[Exercise prompt]:
Your reply should be one number: the count of lines holding the word "федеральный".

[Records for the exercise]:

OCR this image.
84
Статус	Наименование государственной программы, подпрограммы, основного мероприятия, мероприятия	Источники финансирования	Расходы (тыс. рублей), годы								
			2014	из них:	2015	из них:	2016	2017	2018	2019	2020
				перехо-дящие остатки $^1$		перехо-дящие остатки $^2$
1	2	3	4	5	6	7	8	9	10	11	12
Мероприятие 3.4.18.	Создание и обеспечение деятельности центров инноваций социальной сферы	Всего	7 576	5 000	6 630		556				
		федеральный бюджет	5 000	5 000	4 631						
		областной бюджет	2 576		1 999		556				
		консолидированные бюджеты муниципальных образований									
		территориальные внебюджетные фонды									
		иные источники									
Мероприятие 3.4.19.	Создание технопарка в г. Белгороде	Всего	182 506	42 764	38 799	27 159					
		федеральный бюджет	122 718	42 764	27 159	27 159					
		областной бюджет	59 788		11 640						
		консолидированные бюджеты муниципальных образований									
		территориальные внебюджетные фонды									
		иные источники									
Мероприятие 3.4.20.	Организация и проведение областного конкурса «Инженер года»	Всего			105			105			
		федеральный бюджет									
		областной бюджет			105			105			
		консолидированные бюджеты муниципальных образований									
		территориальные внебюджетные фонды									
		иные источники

[Result for this exercise]:
3